Line by line, the entries below are to be reproduced unaltered.

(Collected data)
<<<<

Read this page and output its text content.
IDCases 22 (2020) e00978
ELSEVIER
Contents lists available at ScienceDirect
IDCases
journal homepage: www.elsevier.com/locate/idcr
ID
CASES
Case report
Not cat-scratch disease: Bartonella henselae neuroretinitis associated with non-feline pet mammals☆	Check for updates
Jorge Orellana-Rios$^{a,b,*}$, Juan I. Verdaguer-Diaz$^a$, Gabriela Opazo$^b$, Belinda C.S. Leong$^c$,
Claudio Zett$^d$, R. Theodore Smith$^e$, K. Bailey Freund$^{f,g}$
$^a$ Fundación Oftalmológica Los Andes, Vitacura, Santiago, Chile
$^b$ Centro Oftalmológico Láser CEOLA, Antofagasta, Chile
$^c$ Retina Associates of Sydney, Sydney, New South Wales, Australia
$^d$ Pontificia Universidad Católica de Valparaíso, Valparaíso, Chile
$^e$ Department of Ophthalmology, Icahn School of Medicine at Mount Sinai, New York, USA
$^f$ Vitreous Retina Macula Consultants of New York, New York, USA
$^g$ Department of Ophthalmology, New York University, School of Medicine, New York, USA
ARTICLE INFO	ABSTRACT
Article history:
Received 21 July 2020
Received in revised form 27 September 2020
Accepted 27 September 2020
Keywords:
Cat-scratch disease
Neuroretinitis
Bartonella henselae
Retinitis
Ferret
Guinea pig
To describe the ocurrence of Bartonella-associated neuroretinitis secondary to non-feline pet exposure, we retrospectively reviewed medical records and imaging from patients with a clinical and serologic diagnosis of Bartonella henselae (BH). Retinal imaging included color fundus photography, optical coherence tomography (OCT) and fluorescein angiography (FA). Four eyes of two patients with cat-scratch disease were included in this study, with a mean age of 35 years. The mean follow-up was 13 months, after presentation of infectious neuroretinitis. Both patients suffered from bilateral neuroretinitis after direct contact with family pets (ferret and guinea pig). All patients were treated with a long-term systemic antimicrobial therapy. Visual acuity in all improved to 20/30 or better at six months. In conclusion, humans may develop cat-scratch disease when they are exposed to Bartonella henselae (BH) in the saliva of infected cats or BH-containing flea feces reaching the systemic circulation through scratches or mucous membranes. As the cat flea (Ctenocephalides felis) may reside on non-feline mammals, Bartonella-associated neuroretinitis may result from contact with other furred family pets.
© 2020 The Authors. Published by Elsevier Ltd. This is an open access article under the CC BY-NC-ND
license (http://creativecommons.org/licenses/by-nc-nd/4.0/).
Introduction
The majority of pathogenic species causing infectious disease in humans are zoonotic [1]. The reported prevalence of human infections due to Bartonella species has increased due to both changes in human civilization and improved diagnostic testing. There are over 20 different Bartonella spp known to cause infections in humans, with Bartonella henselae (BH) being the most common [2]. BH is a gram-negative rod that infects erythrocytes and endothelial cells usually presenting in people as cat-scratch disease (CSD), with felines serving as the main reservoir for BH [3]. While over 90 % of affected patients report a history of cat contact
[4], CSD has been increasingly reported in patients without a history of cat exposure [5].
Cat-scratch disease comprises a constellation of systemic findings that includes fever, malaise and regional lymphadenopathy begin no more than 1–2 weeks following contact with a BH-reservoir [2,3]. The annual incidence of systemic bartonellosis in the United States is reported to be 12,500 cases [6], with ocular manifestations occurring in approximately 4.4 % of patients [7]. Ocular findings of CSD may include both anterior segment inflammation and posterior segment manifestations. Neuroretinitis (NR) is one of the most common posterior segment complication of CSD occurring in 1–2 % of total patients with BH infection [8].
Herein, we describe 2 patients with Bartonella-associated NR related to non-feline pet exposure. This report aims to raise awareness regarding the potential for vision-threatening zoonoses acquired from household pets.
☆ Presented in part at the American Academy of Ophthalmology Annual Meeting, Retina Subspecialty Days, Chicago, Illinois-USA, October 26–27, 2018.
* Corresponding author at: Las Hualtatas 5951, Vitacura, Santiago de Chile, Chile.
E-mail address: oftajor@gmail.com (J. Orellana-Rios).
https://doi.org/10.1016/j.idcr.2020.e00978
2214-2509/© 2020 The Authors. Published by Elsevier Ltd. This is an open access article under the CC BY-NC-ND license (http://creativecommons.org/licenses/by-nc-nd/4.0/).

>>>>

_Completed exercise:_
Read this page and output its text content.
IDCases 22 (2020) e00978
ELSEVIER
Contents lists available at ScienceDirect
IDCases
journal homepage: www.elsevier.com/locate/idcr
ID
CASES
Case report
Not cat-scratch disease: Bartonella henselae neuroretinitis associated with non-feline pet mammals☆	Check for updates
Jorge Orellana-Rios$^{a,b,*}$, Juan I. Verdaguer-Diaz$^a$, Gabriela Opazo$^b$, Belinda C.S. Leong$^c$,
Claudio Zett$^d$, R. Theodore Smith$^e$, K. Bailey Freund$^{f,g}$
$^a$ Fundación Oftalmológica Los Andes, Vitacura, Santiago, Chile
$^b$ Centro Oftalmológico Láser CEOLA, Antofagasta, Chile
$^c$ Retina Associates of Sydney, Sydney, New South Wales, Australia
$^d$ Pontificia Universidad Católica de Valparaíso, Valparaíso, Chile
$^e$ Department of Ophthalmology, Icahn School of Medicine at Mount Sinai, New York, USA
$^f$ Vitreous Retina Macula Consultants of New York, New York, USA
$^g$ Department of Ophthalmology, New York University, School of Medicine, New York, USA
ARTICLE INFO	ABSTRACT
Article history:
Received 21 July 2020
Received in revised form 27 September 2020
Accepted 27 September 2020
Keywords:
Cat-scratch disease
Neuroretinitis
Bartonella henselae
Retinitis
Ferret
Guinea pig
To describe the ocurrence of Bartonella-associated neuroretinitis secondary to non-feline pet exposure, we retrospectively reviewed medical records and imaging from patients with a clinical and serologic diagnosis of Bartonella henselae (BH). Retinal imaging included color fundus photography, optical coherence tomography (OCT) and fluorescein angiography (FA). Four eyes of two patients with cat-scratch disease were included in this study, with a mean age of 35 years. The mean follow-up was 13 months, after presentation of infectious neuroretinitis. Both patients suffered from bilateral neuroretinitis after direct contact with family pets (ferret and guinea pig). All patients were treated with a long-term systemic antimicrobial therapy. Visual acuity in all improved to 20/30 or better at six months. In conclusion, humans may develop cat-scratch disease when they are exposed to Bartonella henselae (BH) in the saliva of infected cats or BH-containing flea feces reaching the systemic circulation through scratches or mucous membranes. As the cat flea (Ctenocephalides felis) may reside on non-feline mammals, Bartonella-associated neuroretinitis may result from contact with other furred family pets.
© 2020 The Authors. Published by Elsevier Ltd. This is an open access article under the CC BY-NC-ND
license (http://creativecommons.org/licenses/by-nc-nd/4.0/).
Introduction
The majority of pathogenic species causing infectious disease in humans are zoonotic [1]. The reported prevalence of human infections due to Bartonella species has increased due to both changes in human civilization and improved diagnostic testing. There are over 20 different Bartonella spp known to cause infections in humans, with Bartonella henselae (BH) being the most common [2]. BH is a gram-negative rod that infects erythrocytes and endothelial cells usually presenting in people as cat-scratch disease (CSD), with felines serving as the main reservoir for BH [3]. While over 90 % of affected patients report a history of cat contact
[4], CSD has been increasingly reported in patients without a history of cat exposure [5].
Cat-scratch disease comprises a constellation of systemic findings that includes fever, malaise and regional lymphadenopathy begin no more than 1–2 weeks following contact with a BH-reservoir [2,3]. The annual incidence of systemic bartonellosis in the United States is reported to be 12,500 cases [6], with ocular manifestations occurring in approximately 4.4 % of patients [7]. Ocular findings of CSD may include both anterior segment inflammation and posterior segment manifestations. Neuroretinitis (NR) is one of the most common posterior segment complication of CSD occurring in 1–2 % of total patients with BH infection [8].
Herein, we describe 2 patients with Bartonella-associated NR related to non-feline pet exposure. This report aims to raise awareness regarding the potential for vision-threatening zoonoses acquired from household pets.
☆ Presented in part at the American Academy of Ophthalmology Annual Meeting, Retina Subspecialty Days, Chicago, Illinois-USA, October 26–27, 2018.
* Corresponding author at: Las Hualtatas 5951, Vitacura, Santiago de Chile, Chile.
E-mail address: oftajor@gmail.com (J. Orellana-Rios).
https://doi.org/10.1016/j.idcr.2020.e00978
2214-2509/© 2020 The Authors. Published by Elsevier Ltd. This is an open access article under the CC BY-NC-ND license (http://creativecommons.org/licenses/by-nc-nd/4.0/).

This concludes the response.